Required task
Note how many lines contain "Einschätzung" and give that number, with nothing else.

Entries supplied

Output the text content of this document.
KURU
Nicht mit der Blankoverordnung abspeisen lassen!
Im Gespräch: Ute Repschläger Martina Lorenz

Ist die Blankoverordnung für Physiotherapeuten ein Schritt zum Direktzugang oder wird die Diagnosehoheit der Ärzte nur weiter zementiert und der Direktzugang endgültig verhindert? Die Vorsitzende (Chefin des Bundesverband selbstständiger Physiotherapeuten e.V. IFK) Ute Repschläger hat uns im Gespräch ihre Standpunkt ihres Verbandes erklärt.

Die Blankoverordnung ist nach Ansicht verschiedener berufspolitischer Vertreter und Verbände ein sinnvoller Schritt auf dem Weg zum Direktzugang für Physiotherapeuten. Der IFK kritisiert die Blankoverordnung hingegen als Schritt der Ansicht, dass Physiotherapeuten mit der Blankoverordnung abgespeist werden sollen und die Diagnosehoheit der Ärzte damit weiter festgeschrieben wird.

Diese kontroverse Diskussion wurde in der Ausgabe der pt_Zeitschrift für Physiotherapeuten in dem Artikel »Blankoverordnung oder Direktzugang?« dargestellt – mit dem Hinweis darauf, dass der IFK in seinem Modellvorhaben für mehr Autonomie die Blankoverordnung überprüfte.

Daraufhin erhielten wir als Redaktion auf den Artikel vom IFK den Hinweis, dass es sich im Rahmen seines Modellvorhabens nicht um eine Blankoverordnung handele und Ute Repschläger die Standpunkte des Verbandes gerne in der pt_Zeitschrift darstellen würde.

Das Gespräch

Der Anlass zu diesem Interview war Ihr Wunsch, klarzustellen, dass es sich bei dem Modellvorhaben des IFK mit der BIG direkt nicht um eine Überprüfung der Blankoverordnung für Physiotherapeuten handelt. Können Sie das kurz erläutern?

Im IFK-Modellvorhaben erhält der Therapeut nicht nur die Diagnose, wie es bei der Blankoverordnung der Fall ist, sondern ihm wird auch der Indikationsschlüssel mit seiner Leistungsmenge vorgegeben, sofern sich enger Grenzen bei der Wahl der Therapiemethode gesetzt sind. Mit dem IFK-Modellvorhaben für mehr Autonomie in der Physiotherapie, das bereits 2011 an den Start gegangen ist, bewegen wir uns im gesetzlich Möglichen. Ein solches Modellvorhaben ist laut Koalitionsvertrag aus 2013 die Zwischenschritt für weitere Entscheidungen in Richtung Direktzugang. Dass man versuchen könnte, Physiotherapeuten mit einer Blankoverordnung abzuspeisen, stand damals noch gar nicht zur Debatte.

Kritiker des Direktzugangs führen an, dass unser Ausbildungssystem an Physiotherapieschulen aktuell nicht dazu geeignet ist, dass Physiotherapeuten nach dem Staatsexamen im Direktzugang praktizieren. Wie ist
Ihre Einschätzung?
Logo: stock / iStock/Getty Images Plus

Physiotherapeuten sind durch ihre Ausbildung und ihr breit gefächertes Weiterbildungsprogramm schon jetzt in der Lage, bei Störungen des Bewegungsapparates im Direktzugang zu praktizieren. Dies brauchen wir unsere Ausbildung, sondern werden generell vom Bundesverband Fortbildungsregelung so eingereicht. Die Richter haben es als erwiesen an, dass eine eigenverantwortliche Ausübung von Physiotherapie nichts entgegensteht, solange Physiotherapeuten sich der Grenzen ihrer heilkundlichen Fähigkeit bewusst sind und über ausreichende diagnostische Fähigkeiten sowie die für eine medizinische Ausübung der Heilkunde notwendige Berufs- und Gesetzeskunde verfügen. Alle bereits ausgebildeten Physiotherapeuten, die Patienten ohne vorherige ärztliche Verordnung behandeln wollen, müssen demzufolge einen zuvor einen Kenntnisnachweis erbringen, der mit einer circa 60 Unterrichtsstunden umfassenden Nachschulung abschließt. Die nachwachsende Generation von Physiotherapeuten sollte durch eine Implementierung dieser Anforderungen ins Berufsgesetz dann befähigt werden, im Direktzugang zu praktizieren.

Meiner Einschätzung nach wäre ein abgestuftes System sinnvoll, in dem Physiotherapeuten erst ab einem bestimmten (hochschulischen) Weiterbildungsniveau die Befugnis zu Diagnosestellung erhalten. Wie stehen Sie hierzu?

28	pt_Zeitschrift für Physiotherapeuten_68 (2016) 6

Exercise result
2